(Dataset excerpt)
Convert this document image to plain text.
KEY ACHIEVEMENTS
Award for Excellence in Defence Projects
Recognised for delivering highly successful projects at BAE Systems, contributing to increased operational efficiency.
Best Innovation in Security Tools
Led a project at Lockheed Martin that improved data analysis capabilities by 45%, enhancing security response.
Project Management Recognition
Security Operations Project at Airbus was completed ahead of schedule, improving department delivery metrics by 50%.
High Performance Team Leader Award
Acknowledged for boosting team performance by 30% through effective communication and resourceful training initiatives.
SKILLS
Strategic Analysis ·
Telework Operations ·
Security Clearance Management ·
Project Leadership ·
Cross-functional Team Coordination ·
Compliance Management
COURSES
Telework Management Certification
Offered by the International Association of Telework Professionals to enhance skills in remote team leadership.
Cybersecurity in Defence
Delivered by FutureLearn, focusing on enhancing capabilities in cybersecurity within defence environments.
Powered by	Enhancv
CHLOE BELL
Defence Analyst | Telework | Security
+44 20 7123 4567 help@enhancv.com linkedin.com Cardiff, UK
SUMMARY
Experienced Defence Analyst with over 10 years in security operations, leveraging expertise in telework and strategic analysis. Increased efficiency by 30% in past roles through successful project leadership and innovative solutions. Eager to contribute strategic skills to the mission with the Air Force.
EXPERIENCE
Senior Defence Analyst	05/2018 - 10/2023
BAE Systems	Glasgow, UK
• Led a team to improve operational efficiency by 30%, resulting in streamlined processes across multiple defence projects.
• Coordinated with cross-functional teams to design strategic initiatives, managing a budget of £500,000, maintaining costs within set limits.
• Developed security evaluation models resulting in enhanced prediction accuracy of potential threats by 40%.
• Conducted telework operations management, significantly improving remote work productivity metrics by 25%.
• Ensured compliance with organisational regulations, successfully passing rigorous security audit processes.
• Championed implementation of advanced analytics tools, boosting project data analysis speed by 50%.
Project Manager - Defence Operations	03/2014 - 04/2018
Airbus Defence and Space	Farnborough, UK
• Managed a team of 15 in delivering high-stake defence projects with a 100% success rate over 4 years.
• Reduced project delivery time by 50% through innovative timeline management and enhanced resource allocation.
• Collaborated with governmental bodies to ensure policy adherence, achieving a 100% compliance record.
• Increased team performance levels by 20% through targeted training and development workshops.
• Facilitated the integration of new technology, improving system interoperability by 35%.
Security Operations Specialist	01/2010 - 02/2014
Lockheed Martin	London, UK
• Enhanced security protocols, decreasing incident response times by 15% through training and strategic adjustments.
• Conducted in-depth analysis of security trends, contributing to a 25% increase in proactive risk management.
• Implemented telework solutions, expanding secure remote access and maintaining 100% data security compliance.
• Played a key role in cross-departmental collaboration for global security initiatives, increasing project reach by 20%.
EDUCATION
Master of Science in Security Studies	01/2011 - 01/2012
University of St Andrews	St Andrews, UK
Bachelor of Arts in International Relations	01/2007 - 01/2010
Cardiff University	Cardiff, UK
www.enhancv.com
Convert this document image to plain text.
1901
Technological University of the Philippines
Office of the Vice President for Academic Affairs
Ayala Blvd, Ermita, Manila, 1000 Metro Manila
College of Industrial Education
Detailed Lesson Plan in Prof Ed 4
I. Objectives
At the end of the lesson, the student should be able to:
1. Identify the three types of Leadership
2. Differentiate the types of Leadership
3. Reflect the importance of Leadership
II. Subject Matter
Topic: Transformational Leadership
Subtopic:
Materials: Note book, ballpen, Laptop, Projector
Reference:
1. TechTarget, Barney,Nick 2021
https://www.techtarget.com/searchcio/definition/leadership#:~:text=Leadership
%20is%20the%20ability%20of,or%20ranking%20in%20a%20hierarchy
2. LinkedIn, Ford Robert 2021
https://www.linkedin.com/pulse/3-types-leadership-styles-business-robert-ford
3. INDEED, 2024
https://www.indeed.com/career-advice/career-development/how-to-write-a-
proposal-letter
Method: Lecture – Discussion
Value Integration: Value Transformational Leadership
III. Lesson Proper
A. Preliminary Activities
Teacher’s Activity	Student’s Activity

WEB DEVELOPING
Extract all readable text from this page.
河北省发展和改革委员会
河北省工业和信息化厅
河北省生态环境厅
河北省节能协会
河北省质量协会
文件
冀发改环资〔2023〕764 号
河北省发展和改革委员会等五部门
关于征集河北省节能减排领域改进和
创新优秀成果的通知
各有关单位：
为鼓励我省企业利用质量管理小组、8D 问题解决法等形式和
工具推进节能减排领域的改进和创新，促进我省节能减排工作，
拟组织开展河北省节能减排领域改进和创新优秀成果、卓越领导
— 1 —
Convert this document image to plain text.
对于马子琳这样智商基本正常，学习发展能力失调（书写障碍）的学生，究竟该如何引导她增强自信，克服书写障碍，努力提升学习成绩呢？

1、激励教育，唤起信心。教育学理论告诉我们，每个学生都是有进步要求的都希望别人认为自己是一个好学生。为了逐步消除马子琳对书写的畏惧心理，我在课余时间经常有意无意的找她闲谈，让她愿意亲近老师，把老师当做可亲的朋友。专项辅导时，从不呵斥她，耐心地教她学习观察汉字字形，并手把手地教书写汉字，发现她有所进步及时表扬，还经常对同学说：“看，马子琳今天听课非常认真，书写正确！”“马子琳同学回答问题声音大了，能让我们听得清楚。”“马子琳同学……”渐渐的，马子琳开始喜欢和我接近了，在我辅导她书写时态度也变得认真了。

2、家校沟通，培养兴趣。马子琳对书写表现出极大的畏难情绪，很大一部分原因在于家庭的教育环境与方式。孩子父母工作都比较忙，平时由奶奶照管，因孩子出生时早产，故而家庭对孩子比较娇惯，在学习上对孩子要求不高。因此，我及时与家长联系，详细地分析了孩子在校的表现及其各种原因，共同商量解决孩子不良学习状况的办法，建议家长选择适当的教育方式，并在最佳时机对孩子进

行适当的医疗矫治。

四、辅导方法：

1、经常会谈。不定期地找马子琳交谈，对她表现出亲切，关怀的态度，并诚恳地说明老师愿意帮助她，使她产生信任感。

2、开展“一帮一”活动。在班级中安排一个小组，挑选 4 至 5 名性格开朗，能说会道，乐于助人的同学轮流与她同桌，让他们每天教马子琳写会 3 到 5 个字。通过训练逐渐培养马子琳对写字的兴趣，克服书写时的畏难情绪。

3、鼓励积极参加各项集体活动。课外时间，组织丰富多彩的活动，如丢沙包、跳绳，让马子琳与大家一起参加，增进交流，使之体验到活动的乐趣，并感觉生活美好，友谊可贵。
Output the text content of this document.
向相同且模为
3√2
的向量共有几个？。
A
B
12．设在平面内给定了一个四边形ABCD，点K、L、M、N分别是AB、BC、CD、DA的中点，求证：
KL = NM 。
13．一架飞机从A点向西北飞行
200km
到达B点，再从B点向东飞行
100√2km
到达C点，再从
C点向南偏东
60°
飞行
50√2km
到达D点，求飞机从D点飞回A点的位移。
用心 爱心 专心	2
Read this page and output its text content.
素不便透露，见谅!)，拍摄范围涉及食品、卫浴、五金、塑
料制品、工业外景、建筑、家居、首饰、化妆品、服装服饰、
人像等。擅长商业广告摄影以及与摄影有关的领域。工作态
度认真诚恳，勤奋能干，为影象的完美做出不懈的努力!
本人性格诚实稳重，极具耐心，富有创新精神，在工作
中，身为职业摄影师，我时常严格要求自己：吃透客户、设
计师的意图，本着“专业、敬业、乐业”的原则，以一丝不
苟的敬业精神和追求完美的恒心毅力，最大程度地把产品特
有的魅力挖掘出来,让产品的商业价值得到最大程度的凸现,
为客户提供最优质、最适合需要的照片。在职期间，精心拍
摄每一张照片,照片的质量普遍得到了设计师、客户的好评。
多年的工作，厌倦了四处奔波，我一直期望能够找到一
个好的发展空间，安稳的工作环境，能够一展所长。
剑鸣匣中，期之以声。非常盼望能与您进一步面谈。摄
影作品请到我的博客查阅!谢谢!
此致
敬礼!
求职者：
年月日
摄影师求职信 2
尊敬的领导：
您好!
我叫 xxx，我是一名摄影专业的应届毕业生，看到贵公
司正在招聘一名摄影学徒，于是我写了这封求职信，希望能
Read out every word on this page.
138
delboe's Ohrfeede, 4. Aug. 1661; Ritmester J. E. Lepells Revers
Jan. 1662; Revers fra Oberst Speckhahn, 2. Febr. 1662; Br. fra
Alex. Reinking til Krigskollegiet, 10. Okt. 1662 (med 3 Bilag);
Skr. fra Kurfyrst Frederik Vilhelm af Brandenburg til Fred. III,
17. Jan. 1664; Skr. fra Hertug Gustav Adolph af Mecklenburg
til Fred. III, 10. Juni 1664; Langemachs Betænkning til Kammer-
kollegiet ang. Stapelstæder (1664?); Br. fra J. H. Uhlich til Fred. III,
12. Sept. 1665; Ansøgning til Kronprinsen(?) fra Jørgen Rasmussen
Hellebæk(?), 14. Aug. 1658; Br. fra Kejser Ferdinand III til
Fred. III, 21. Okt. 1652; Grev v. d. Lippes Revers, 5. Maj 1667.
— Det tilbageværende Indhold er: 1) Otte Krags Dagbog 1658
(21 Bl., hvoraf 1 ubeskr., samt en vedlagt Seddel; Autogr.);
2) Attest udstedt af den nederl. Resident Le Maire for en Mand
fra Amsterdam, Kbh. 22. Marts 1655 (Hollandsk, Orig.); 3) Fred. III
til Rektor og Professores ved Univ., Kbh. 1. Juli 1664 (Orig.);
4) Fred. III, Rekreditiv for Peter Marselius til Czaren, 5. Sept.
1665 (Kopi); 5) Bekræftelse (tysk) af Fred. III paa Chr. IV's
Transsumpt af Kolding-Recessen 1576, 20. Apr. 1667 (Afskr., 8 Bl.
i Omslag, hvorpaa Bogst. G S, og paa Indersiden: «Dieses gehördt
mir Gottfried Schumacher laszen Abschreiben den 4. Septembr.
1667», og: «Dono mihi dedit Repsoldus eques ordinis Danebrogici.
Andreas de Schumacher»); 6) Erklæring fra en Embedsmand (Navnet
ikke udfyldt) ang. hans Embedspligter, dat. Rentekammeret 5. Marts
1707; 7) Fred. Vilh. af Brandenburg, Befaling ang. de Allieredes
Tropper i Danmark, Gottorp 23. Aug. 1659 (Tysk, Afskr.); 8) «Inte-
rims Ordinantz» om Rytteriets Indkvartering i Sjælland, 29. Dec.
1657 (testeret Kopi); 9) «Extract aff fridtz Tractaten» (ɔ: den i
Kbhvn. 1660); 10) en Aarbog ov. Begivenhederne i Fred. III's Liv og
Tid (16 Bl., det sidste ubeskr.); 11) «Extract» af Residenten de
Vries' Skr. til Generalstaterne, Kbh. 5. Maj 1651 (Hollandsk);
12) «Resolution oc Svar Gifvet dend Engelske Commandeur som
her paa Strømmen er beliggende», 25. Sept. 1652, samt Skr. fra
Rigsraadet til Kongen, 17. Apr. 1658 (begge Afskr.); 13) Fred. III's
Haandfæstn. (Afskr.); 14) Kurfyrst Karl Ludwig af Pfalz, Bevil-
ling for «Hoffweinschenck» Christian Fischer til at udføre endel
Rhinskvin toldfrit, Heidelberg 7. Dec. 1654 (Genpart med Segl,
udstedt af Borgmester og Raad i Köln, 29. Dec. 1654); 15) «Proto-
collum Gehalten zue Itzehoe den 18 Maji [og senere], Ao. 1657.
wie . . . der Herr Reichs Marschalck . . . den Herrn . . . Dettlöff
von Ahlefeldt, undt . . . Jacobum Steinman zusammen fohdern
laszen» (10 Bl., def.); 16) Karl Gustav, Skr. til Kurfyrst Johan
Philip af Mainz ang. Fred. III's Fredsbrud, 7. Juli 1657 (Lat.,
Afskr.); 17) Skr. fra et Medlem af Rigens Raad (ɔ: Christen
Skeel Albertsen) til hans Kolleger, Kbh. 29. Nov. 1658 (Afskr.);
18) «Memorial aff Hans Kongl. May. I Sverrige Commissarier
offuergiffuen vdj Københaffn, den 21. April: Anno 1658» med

- **Goal**
Each line containing the word "within" counts once; say how many such lines there are, giving only the number.

- **Full solution**
2